Give every entry again, word for word.

----

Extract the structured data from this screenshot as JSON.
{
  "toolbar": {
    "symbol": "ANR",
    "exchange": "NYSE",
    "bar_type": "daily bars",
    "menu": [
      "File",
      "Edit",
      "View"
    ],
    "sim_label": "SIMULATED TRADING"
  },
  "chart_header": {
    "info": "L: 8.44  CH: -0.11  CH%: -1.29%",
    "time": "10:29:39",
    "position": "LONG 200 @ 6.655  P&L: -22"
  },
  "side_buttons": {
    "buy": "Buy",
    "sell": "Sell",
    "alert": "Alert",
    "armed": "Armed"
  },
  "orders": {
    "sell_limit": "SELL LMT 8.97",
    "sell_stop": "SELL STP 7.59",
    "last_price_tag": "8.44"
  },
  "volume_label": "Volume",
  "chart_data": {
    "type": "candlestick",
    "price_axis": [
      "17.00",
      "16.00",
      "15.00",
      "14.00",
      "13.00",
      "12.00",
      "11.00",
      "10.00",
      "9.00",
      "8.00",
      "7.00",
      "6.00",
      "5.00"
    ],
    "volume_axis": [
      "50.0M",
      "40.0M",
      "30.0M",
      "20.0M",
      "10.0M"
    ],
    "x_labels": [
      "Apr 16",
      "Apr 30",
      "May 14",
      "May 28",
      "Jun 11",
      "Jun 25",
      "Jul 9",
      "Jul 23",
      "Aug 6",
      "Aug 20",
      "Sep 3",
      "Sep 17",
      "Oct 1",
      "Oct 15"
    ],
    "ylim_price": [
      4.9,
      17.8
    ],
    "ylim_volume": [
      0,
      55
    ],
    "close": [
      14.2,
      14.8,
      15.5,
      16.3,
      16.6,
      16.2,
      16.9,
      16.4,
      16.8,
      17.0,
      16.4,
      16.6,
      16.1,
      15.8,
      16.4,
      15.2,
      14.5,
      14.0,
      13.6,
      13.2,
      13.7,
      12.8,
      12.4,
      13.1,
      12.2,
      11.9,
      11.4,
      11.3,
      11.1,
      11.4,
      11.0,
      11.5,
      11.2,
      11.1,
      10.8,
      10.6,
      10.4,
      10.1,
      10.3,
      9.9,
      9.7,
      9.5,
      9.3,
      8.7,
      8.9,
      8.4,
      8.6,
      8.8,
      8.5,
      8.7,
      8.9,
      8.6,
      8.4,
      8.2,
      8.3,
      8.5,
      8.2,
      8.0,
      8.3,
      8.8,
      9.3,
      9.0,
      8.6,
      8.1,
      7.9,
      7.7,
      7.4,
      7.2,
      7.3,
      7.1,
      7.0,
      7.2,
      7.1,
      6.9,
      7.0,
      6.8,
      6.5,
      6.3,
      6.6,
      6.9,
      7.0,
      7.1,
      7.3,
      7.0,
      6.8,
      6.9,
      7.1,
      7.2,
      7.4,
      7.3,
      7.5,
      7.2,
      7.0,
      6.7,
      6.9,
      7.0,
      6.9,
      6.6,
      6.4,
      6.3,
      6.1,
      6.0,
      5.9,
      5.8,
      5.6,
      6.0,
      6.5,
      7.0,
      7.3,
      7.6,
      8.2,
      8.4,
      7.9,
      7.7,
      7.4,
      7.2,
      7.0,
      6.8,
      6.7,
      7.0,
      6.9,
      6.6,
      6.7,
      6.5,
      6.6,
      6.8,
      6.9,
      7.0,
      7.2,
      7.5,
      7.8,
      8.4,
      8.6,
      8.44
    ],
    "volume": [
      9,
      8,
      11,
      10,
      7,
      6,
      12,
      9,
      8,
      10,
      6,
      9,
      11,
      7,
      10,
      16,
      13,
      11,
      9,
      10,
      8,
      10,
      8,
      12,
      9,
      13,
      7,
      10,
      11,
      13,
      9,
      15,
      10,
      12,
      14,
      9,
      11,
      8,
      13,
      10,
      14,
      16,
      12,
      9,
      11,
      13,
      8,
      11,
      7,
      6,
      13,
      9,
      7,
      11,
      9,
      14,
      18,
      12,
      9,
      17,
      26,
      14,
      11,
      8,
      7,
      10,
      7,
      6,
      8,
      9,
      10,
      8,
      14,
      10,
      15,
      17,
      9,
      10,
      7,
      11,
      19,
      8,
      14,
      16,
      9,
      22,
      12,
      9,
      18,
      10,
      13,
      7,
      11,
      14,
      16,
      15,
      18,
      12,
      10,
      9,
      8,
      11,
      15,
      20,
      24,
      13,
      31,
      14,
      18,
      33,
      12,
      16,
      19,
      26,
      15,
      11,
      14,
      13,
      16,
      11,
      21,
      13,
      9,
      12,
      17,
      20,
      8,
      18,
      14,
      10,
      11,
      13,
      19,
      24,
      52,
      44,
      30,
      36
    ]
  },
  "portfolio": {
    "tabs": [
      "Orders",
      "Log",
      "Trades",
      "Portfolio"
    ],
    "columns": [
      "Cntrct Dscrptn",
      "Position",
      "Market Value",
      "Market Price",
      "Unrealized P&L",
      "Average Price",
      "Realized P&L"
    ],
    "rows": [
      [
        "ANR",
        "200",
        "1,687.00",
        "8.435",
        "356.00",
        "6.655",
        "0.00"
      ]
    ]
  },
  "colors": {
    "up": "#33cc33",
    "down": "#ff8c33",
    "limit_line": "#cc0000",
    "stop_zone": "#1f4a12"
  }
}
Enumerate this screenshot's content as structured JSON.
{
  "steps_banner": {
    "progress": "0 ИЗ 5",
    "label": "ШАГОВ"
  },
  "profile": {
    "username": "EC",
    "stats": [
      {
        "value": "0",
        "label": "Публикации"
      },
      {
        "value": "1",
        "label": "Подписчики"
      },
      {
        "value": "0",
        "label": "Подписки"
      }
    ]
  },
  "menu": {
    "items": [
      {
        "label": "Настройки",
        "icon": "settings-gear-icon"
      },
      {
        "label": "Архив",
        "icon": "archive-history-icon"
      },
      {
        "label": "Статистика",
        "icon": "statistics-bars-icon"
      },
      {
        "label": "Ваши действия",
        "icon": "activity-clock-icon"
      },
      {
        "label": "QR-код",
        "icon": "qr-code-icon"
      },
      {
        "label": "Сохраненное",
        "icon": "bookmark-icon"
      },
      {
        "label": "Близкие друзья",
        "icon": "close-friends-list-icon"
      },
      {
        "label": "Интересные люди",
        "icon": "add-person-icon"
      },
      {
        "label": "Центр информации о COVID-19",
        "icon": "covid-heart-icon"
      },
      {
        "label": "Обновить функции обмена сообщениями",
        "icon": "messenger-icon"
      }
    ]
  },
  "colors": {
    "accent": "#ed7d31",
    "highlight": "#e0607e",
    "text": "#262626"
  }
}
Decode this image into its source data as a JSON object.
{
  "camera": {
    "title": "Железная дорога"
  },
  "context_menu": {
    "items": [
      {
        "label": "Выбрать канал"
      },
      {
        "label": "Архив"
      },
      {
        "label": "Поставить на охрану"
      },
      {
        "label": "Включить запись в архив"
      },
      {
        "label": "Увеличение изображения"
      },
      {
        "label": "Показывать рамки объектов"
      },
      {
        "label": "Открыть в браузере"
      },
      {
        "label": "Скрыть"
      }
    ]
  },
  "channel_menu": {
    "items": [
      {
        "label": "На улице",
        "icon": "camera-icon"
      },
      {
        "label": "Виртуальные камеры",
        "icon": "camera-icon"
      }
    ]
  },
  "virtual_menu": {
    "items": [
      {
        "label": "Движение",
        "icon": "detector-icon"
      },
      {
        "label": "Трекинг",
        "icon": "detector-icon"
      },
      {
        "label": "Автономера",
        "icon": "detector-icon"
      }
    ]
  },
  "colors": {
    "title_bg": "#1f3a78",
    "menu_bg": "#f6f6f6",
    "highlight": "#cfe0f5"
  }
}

----

> SOLUTION FOR THIS PROBLEM
Extract the structured data from this screenshot as JSON.
{
  "toolbar": {
    "symbol": "ANR",
    "exchange": "NYSE",
    "bar_type": "daily bars",
    "menu": [
      "File",
      "Edit",
      "View"
    ],
    "sim_label": "SIMULATED TRADING"
  },
  "chart_header": {
    "info": "L: 8.44  CH: -0.11  CH%: -1.29%",
    "time": "10:29:39",
    "position": "LONG 200 @ 6.655  P&L: -22"
  },
  "side_buttons": {
    "buy": "Buy",
    "sell": "Sell",
    "alert": "Alert",
    "armed": "Armed"
  },
  "orders": {
    "sell_limit": "SELL LMT 8.97",
    "sell_stop": "SELL STP 7.59",
    "last_price_tag": "8.44"
  },
  "volume_label": "Volume",
  "chart_data": {
    "type": "candlestick",
    "price_axis": [
      "17.00",
      "16.00",
      "15.00",
      "14.00",
      "13.00",
      "12.00",
      "11.00",
      "10.00",
      "9.00",
      "8.00",
      "7.00",
      "6.00",
      "5.00"
    ],
    "volume_axis": [
      "50.0M",
      "40.0M",
      "30.0M",
      "20.0M",
      "10.0M"
    ],
    "x_labels": [
      "Apr 16",
      "Apr 30",
      "May 14",
      "May 28",
      "Jun 11",
      "Jun 25",
      "Jul 9",
      "Jul 23",
      "Aug 6",
      "Aug 20",
      "Sep 3",
      "Sep 17",
      "Oct 1",
      "Oct 15"
    ],
    "ylim_price": [
      4.9,
      17.8
    ],
    "ylim_volume": [
      0,
      55
    ],
    "close": [
      14.2,
      14.8,
      15.5,
      16.3,
      16.6,
      16.2,
      16.9,
      16.4,
      16.8,
      17.0,
      16.4,
      16.6,
      16.1,
      15.8,
      16.4,
      15.2,
      14.5,
      14.0,
      13.6,
      13.2,
      13.7,
      12.8,
      12.4,
      13.1,
      12.2,
      11.9,
      11.4,
      11.3,
      11.1,
      11.4,
      11.0,
      11.5,
      11.2,
      11.1,
      10.8,
      10.6,
      10.4,
      10.1,
      10.3,
      9.9,
      9.7,
      9.5,
      9.3,
      8.7,
      8.9,
      8.4,
      8.6,
      8.8,
      8.5,
      8.7,
      8.9,
      8.6,
      8.4,
      8.2,
      8.3,
      8.5,
      8.2,
      8.0,
      8.3,
      8.8,
      9.3,
      9.0,
      8.6,
      8.1,
      7.9,
      7.7,
      7.4,
      7.2,
      7.3,
      7.1,
      7.0,
      7.2,
      7.1,
      6.9,
      7.0,
      6.8,
      6.5,
      6.3,
      6.6,
      6.9,
      7.0,
      7.1,
      7.3,
      7.0,
      6.8,
      6.9,
      7.1,
      7.2,
      7.4,
      7.3,
      7.5,
      7.2,
      7.0,
      6.7,
      6.9,
      7.0,
      6.9,
      6.6,
      6.4,
      6.3,
      6.1,
      6.0,
      5.9,
      5.8,
      5.6,
      6.0,
      6.5,
      7.0,
      7.3,
      7.6,
      8.2,
      8.4,
      7.9,
      7.7,
      7.4,
      7.2,
      7.0,
      6.8,
      6.7,
      7.0,
      6.9,
      6.6,
      6.7,
      6.5,
      6.6,
      6.8,
      6.9,
      7.0,
      7.2,
      7.5,
      7.8,
      8.4,
      8.6,
      8.44
    ],
    "volume": [
      9,
      8,
      11,
      10,
      7,
      6,
      12,
      9,
      8,
      10,
      6,
      9,
      11,
      7,
      10,
      16,
      13,
      11,
      9,
      10,
      8,
      10,
      8,
      12,
      9,
      13,
      7,
      10,
      11,
      13,
      9,
      15,
      10,
      12,
      14,
      9,
      11,
      8,
      13,
      10,
      14,
      16,
      12,
      9,
      11,
      13,
      8,
      11,
      7,
      6,
      13,
      9,
      7,
      11,
      9,
      14,
      18,
      12,
      9,
      17,
      26,
      14,
      11,
      8,
      7,
      10,
      7,
      6,
      8,
      9,
      10,
      8,
      14,
      10,
      15,
      17,
      9,
      10,
      7,
      11,
      19,
      8,
      14,
      16,
      9,
      22,
      12,
      9,
      18,
      10,
      13,
      7,
      11,
      14,
      16,
      15,
      18,
      12,
      10,
      9,
      8,
      11,
      15,
      20,
      24,
      13,
      31,
      14,
      18,
      33,
      12,
      16,
      19,
      26,
      15,
      11,
      14,
      13,
      16,
      11,
      21,
      13,
      9,
      12,
      17,
      20,
      8,
      18,
      14,
      10,
      11,
      13,
      19,
      24,
      52,
      44,
      30,
      36
    ]
  },
  "portfolio": {
    "tabs": [
      "Orders",
      "Log",
      "Trades",
      "Portfolio"
    ],
    "columns": [
      "Cntrct Dscrptn",
      "Position",
      "Market Value",
      "Market Price",
      "Unrealized P&L",
      "Average Price",
      "Realized P&L"
    ],
    "rows": [
      [
        "ANR",
        "200",
        "1,687.00",
        "8.435",
        "356.00",
        "6.655",
        "0.00"
      ]
    ]
  },
  "colors": {
    "up": "#33cc33",
    "down": "#ff8c33",
    "limit_line": "#cc0000",
    "stop_zone": "#1f4a12"
  }
}
Enumerate this screenshot's content as structured JSON.
{
  "steps_banner": {
    "progress": "0 ИЗ 5",
    "label": "ШАГОВ"
  },
  "profile": {
    "username": "EC",
    "stats": [
      {
        "value": "0",
        "label": "Публикации"
      },
      {
        "value": "1",
        "label": "Подписчики"
      },
      {
        "value": "0",
        "label": "Подписки"
      }
    ]
  },
  "menu": {
    "items": [
      {
        "label": "Настройки",
        "icon": "settings-gear-icon"
      },
      {
        "label": "Архив",
        "icon": "archive-history-icon"
      },
      {
        "label": "Статистика",
        "icon": "statistics-bars-icon"
      },
      {
        "label": "Ваши действия",
        "icon": "activity-clock-icon"
      },
      {
        "label": "QR-код",
        "icon": "qr-code-icon"
      },
      {
        "label": "Сохраненное",
        "icon": "bookmark-icon"
      },
      {
        "label": "Близкие друзья",
        "icon": "close-friends-list-icon"
      },
      {
        "label": "Интересные люди",
        "icon": "add-person-icon"
      },
      {
        "label": "Центр информации о COVID-19",
        "icon": "covid-heart-icon"
      },
      {
        "label": "Обновить функции обмена сообщениями",
        "icon": "messenger-icon"
      }
    ]
  },
  "colors": {
    "accent": "#ed7d31",
    "highlight": "#e0607e",
    "text": "#262626"
  }
}
Decode this image into its source data as a JSON object.
{
  "camera": {
    "title": "Железная дорога"
  },
  "context_menu": {
    "items": [
      {
        "label": "Выбрать канал"
      },
      {
        "label": "Архив"
      },
      {
        "label": "Поставить на охрану"
      },
      {
        "label": "Включить запись в архив"
      },
      {
        "label": "Увеличение изображения"
      },
      {
        "label": "Показывать рамки объектов"
      },
      {
        "label": "Открыть в браузере"
      },
      {
        "label": "Скрыть"
      }
    ]
  },
  "channel_menu": {
    "items": [
      {
        "label": "На улице",
        "icon": "camera-icon"
      },
      {
        "label": "Виртуальные камеры",
        "icon": "camera-icon"
      }
    ]
  },
  "virtual_menu": {
    "items": [
      {
        "label": "Движение",
        "icon": "detector-icon"
      },
      {
        "label": "Трекинг",
        "icon": "detector-icon"
      },
      {
        "label": "Автономера",
        "icon": "detector-icon"
      }
    ]
  },
  "colors": {
    "title_bg": "#1f3a78",
    "menu_bg": "#f6f6f6",
    "highlight": "#cfe0f5"
  }
}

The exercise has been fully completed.